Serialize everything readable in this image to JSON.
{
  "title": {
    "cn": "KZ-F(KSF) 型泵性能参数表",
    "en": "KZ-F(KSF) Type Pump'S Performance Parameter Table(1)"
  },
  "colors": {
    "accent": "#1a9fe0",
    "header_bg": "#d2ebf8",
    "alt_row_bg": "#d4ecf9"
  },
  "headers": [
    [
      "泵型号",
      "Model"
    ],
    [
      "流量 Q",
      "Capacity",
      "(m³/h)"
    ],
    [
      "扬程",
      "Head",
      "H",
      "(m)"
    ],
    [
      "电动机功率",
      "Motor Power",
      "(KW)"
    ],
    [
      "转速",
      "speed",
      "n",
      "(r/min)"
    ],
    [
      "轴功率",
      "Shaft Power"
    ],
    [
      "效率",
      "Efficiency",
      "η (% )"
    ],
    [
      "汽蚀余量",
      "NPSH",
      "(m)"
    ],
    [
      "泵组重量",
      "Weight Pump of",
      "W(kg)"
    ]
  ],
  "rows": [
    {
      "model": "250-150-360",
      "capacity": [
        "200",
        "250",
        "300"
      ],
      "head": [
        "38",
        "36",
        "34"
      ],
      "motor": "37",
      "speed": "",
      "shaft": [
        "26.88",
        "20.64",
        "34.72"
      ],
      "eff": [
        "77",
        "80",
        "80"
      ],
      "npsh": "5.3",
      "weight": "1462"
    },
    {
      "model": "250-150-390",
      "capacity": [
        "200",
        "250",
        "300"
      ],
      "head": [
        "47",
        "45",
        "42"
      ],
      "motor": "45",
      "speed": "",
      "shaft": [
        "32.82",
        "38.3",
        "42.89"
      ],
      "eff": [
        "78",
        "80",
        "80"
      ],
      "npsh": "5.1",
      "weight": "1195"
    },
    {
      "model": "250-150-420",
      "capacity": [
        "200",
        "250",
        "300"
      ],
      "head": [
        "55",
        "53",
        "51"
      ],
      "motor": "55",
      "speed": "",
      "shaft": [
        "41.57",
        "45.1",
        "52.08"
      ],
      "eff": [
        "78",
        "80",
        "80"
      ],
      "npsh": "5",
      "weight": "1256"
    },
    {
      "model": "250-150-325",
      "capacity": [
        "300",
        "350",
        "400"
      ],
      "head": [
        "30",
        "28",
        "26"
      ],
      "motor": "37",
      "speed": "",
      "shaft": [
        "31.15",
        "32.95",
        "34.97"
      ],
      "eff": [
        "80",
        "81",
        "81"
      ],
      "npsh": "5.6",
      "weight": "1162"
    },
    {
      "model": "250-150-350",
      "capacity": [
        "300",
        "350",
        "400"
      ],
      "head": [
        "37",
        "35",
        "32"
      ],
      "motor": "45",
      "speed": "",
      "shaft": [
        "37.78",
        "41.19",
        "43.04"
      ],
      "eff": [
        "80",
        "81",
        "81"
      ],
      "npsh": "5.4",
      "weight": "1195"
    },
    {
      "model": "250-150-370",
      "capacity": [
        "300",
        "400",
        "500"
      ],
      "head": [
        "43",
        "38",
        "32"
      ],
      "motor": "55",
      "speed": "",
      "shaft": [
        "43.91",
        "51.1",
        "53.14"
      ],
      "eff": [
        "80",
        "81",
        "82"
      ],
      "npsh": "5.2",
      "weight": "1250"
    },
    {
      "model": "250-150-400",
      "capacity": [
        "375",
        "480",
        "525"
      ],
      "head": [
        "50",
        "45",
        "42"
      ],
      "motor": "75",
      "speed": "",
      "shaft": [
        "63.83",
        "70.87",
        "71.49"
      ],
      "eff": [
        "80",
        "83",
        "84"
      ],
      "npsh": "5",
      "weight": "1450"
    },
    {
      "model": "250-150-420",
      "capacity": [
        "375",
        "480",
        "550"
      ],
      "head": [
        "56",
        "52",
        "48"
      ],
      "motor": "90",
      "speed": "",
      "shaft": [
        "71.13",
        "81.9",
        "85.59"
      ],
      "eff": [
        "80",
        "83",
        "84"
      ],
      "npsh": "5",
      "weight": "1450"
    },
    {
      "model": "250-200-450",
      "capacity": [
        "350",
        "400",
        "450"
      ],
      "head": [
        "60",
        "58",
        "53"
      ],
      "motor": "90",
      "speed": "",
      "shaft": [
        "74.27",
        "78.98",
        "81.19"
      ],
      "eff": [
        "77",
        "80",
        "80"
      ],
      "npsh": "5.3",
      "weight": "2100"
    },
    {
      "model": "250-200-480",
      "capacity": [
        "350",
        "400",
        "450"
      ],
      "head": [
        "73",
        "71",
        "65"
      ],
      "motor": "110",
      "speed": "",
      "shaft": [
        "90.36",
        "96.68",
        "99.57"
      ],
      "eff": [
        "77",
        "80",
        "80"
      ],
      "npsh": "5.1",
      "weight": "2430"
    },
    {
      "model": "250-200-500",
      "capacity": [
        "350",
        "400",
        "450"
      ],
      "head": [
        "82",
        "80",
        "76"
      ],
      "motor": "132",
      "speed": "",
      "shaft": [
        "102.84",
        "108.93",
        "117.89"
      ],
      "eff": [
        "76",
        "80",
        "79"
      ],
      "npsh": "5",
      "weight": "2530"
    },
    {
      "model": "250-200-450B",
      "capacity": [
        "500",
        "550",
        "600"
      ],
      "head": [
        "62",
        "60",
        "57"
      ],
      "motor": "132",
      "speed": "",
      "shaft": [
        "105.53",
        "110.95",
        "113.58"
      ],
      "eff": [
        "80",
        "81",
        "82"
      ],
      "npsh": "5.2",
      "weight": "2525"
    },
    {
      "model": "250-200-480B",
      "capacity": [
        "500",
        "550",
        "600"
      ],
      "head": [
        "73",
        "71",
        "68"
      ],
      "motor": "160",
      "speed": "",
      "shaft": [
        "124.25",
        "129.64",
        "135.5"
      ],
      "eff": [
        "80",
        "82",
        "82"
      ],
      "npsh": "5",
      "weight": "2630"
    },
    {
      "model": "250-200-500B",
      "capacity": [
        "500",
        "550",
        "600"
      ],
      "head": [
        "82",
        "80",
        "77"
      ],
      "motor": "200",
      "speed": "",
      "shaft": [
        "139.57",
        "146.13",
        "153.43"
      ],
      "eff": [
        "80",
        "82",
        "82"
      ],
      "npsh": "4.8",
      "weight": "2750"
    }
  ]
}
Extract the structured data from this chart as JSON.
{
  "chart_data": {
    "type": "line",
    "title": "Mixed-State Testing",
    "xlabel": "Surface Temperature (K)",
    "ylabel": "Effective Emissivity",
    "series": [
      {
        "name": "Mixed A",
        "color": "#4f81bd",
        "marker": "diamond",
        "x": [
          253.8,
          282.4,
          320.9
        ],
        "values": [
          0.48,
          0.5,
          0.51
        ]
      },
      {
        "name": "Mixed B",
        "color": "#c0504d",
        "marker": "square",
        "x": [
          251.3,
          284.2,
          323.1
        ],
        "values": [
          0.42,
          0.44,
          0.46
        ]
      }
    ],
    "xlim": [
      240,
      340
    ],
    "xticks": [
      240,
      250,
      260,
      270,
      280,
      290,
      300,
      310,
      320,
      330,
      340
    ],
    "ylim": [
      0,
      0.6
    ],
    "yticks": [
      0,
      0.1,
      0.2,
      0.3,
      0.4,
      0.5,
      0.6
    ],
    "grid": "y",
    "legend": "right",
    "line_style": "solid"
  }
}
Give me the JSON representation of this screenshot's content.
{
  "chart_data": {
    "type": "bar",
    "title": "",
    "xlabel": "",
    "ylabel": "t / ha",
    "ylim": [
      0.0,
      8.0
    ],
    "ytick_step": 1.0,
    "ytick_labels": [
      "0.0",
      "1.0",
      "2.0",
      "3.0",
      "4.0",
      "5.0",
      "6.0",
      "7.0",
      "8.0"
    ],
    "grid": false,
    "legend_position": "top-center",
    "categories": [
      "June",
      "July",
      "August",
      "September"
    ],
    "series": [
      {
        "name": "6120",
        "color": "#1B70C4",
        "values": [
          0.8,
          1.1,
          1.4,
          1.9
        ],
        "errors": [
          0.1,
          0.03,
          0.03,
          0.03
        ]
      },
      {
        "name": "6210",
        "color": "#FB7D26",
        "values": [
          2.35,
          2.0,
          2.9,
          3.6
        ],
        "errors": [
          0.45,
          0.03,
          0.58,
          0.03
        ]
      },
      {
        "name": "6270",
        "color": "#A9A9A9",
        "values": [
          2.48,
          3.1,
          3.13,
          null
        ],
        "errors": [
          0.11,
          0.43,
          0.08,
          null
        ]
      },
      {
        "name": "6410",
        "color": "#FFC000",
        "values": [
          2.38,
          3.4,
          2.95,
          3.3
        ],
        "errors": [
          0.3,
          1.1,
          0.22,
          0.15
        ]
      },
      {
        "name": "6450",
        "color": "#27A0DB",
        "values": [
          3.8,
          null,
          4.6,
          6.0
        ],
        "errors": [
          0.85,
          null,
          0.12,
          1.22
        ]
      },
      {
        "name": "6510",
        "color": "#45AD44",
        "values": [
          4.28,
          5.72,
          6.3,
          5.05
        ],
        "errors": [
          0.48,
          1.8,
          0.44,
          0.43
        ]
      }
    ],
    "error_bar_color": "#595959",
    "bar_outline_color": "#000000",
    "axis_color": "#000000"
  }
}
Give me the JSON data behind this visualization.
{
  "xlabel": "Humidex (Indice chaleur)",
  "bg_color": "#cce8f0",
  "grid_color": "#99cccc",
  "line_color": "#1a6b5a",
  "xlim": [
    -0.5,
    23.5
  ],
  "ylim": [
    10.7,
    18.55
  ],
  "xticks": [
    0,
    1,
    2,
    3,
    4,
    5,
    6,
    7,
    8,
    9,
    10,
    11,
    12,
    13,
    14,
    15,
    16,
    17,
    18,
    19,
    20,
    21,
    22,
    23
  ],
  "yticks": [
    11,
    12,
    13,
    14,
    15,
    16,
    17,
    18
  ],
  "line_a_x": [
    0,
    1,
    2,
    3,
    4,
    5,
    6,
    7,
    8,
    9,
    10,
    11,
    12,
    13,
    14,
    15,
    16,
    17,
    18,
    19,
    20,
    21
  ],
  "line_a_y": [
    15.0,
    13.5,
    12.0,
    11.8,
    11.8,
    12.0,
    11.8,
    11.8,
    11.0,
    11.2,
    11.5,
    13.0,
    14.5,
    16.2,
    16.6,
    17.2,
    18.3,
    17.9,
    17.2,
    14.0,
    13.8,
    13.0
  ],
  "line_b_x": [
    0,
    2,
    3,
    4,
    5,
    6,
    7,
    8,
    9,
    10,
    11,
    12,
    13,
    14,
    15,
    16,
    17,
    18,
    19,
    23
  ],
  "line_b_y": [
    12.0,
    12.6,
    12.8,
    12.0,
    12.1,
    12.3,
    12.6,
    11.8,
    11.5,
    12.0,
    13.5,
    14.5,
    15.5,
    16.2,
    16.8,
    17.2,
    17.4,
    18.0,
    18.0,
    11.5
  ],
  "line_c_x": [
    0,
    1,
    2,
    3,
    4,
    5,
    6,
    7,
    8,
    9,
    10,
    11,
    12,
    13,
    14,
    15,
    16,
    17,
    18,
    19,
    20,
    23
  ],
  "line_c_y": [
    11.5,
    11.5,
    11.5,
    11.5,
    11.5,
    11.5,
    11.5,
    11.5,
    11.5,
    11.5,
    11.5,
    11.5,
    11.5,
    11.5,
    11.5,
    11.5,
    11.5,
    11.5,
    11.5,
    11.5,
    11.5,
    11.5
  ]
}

_ _ _ _ _ _ _

* **WHAT TO WORK ON**
Copy all lines above containing the string "xlabel".

* **TASK ANSWER**
    "xlabel": "Surface Temperature (K)",
    "xlabel": "",
  "xlabel": "Humidex (Indice chaleur)",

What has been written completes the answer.